PROBLEM - Count every line in the following entries where the word "Primary" appears. Give the count alone.

- - - - -

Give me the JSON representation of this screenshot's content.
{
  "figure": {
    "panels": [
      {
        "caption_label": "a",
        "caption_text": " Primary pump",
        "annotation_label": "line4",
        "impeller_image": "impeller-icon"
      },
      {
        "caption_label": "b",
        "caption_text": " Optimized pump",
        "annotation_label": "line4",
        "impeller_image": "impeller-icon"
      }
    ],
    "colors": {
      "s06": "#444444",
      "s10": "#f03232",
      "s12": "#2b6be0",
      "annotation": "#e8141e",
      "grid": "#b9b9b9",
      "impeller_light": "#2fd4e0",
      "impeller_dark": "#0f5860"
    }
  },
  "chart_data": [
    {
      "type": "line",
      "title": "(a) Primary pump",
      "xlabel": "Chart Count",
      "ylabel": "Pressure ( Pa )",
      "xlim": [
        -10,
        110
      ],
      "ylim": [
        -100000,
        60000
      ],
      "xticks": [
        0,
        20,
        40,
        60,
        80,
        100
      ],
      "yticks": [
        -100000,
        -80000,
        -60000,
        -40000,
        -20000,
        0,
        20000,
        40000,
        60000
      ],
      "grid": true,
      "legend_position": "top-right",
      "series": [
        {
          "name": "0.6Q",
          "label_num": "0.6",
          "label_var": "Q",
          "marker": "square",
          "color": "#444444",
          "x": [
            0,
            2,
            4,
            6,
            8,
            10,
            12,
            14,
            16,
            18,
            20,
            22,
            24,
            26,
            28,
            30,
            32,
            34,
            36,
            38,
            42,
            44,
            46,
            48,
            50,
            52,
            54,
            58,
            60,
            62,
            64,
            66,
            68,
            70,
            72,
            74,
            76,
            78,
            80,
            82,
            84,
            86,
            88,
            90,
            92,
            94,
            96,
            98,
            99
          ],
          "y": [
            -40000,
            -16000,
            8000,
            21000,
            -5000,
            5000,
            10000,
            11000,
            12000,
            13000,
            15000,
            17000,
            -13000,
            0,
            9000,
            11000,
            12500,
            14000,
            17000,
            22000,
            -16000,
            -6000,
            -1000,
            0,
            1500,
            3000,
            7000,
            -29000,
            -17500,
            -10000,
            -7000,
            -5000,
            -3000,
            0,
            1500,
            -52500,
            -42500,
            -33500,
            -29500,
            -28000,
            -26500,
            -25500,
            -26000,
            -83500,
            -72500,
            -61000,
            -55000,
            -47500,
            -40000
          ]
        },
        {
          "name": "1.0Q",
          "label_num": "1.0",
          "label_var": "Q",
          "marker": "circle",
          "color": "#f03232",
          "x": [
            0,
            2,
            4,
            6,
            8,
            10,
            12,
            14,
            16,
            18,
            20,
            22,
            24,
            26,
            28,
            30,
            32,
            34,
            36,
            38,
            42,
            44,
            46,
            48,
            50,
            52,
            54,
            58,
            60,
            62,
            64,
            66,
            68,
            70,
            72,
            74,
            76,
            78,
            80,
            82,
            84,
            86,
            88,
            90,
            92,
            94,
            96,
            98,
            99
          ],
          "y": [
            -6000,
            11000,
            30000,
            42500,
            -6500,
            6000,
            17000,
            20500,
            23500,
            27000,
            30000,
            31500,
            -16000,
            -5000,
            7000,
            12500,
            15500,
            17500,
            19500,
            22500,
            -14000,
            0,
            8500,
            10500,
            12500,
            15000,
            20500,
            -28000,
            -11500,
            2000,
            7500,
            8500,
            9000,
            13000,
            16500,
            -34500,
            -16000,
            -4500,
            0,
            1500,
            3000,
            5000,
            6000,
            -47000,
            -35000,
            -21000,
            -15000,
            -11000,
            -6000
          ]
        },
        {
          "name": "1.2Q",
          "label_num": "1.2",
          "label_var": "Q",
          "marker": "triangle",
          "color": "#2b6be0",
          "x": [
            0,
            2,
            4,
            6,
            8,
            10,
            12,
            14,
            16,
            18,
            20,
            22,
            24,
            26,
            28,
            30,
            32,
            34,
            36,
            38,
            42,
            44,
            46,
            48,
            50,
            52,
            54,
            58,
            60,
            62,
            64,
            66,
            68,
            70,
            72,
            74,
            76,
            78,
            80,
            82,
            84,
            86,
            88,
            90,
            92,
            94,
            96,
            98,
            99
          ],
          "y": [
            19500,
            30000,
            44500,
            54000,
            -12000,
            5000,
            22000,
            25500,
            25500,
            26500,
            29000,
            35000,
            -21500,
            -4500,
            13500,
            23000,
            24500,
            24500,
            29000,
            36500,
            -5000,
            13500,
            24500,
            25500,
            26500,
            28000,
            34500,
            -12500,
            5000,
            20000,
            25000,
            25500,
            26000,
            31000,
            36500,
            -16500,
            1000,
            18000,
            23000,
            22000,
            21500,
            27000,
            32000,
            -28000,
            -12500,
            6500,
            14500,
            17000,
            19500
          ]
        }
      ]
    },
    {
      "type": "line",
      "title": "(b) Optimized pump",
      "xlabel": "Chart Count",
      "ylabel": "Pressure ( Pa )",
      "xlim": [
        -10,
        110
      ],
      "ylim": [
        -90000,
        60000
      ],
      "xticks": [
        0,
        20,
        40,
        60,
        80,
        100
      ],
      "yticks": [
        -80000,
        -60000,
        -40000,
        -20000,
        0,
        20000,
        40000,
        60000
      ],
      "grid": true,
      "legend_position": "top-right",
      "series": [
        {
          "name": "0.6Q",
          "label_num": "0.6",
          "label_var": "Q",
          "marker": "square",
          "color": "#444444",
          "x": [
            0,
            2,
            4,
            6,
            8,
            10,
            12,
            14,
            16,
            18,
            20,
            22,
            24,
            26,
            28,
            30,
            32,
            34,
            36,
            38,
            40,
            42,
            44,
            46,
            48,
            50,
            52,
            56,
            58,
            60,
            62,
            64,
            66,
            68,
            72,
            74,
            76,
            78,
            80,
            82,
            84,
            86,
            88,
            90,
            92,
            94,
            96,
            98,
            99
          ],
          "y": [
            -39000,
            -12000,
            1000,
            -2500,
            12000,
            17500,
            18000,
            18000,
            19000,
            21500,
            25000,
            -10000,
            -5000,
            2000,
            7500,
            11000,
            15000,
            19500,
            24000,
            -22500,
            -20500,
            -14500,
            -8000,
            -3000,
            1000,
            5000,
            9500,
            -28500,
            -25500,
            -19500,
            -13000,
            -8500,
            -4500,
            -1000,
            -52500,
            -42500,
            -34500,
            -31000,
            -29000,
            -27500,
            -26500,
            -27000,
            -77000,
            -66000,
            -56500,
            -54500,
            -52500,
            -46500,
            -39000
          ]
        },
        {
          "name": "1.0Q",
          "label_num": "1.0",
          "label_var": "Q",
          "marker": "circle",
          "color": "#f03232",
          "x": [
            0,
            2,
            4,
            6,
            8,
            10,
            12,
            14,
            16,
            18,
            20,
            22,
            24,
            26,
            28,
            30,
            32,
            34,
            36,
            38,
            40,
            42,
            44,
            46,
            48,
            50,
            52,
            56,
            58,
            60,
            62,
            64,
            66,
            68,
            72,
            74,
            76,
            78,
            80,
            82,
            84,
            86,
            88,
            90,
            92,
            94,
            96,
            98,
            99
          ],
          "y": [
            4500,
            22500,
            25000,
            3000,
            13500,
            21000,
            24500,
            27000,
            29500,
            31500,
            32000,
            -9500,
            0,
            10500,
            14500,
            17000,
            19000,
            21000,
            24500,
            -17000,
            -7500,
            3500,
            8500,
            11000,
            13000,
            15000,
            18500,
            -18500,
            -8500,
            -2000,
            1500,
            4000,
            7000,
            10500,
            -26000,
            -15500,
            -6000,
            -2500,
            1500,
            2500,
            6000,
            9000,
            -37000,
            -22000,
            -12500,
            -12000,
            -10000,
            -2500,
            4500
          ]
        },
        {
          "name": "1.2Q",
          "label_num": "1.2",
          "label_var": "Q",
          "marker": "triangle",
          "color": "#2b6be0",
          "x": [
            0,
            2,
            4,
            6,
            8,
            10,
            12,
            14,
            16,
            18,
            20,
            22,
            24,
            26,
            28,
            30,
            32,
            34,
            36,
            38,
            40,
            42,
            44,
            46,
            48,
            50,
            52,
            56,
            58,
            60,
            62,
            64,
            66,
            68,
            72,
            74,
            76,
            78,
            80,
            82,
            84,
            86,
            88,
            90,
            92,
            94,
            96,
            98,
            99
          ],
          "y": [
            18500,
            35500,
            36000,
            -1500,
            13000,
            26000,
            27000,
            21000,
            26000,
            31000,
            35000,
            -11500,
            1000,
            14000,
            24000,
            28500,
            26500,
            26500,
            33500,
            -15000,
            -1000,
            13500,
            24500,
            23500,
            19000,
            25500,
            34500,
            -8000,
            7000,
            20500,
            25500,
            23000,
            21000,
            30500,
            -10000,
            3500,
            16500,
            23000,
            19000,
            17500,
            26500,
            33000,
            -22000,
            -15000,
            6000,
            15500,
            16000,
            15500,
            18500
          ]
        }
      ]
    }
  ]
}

- - - - -

EXERCISE RESPONSE - 2